Gather all lines containing the string "JSON" and copy them out.

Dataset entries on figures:

========================

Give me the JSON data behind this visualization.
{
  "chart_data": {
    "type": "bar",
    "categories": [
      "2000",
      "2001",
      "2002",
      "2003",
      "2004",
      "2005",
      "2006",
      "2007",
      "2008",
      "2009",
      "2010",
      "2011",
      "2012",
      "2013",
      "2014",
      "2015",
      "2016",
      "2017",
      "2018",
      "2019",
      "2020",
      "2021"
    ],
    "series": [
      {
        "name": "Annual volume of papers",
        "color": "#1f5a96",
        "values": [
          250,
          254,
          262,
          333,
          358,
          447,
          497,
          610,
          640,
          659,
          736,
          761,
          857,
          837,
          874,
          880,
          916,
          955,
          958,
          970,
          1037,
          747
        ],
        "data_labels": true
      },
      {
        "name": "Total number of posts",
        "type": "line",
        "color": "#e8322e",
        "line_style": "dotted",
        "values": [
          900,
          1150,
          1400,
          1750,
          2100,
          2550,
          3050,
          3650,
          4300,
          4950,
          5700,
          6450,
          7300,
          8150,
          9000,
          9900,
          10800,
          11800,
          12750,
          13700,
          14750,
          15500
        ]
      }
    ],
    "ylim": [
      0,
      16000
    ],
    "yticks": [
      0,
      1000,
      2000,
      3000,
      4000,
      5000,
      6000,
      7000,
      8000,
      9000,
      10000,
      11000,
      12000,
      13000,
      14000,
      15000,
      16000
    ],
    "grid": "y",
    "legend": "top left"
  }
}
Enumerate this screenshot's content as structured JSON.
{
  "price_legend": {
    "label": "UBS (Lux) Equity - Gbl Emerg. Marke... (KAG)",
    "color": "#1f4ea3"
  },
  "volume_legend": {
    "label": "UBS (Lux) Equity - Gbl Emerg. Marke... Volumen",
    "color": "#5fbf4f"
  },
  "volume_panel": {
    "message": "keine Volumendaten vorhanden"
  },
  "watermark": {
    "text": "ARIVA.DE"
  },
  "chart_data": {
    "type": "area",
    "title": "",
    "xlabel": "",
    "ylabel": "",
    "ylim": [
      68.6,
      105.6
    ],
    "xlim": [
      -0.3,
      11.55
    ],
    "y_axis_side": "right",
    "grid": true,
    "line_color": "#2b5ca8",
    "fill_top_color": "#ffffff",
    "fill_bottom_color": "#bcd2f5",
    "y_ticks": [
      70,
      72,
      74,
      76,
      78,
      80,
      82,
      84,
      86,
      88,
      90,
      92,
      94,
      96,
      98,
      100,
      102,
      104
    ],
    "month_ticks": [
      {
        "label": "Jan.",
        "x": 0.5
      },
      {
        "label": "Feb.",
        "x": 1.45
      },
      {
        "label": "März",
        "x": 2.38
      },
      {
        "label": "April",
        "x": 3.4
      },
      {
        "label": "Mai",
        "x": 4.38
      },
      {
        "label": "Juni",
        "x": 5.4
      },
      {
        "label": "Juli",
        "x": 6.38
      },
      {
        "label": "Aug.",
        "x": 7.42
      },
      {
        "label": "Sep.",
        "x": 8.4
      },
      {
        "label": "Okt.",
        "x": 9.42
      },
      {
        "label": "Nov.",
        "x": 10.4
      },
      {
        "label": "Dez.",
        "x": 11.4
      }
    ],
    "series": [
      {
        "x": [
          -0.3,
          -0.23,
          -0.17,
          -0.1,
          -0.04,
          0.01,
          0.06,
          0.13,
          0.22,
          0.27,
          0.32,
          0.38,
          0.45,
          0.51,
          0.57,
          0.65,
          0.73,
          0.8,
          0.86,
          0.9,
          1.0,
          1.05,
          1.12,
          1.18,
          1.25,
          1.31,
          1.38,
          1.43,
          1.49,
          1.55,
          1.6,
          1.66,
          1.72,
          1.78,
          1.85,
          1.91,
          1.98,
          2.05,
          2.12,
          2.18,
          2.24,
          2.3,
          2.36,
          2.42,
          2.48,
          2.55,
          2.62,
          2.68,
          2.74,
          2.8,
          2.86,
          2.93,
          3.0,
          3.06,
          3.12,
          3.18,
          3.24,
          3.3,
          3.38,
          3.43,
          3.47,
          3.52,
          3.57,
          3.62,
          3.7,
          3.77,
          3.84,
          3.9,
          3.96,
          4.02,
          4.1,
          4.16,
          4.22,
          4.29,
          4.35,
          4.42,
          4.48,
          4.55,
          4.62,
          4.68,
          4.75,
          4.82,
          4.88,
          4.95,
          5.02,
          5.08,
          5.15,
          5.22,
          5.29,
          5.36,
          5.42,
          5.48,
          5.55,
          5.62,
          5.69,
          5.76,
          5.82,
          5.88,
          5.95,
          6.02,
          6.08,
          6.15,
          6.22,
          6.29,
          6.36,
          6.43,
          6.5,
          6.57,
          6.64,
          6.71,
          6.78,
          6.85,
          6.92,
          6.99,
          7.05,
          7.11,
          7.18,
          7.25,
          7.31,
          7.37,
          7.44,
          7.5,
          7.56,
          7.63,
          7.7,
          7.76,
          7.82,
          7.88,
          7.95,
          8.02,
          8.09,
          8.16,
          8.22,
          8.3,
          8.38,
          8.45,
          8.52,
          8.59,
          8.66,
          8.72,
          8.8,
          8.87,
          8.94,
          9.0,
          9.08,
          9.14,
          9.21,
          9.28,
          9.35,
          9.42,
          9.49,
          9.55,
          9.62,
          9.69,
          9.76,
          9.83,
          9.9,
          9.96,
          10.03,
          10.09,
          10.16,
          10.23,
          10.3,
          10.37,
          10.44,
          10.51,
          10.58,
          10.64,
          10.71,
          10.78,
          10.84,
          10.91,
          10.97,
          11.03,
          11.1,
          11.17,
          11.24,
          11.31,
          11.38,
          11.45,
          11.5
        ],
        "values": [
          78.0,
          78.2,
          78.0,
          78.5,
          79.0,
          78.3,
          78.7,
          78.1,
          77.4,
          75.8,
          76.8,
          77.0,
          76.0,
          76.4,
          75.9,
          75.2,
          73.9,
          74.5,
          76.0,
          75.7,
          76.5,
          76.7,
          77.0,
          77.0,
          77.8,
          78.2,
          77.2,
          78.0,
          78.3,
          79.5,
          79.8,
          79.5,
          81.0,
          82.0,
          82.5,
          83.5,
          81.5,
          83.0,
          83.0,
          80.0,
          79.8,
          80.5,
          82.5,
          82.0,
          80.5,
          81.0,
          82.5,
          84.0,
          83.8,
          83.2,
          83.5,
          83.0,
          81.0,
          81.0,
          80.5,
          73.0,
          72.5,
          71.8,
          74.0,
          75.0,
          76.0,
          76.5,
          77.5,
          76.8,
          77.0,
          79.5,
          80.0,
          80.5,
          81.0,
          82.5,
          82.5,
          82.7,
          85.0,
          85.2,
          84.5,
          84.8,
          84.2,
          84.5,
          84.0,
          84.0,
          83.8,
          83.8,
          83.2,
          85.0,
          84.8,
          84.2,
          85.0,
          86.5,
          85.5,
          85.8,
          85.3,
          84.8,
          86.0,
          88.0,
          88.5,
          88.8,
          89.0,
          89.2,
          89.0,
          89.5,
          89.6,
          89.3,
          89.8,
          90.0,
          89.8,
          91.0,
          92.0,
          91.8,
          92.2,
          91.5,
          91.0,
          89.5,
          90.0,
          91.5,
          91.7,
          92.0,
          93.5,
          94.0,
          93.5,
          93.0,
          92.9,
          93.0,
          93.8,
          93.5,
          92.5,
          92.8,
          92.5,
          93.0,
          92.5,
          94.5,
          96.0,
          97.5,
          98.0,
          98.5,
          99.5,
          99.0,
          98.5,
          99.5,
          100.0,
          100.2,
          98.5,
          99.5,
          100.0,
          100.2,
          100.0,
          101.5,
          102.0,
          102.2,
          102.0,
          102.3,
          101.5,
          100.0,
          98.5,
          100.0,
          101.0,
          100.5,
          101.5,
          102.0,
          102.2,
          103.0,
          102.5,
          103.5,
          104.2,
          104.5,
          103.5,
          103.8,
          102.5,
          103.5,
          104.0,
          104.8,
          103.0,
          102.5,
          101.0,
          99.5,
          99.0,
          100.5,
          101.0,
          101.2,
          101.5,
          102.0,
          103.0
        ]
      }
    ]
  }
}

========================

OUTPUT FOR THIS TASK:
Give me the JSON data behind this visualization.
Enumerate this screenshot's content as structured JSON.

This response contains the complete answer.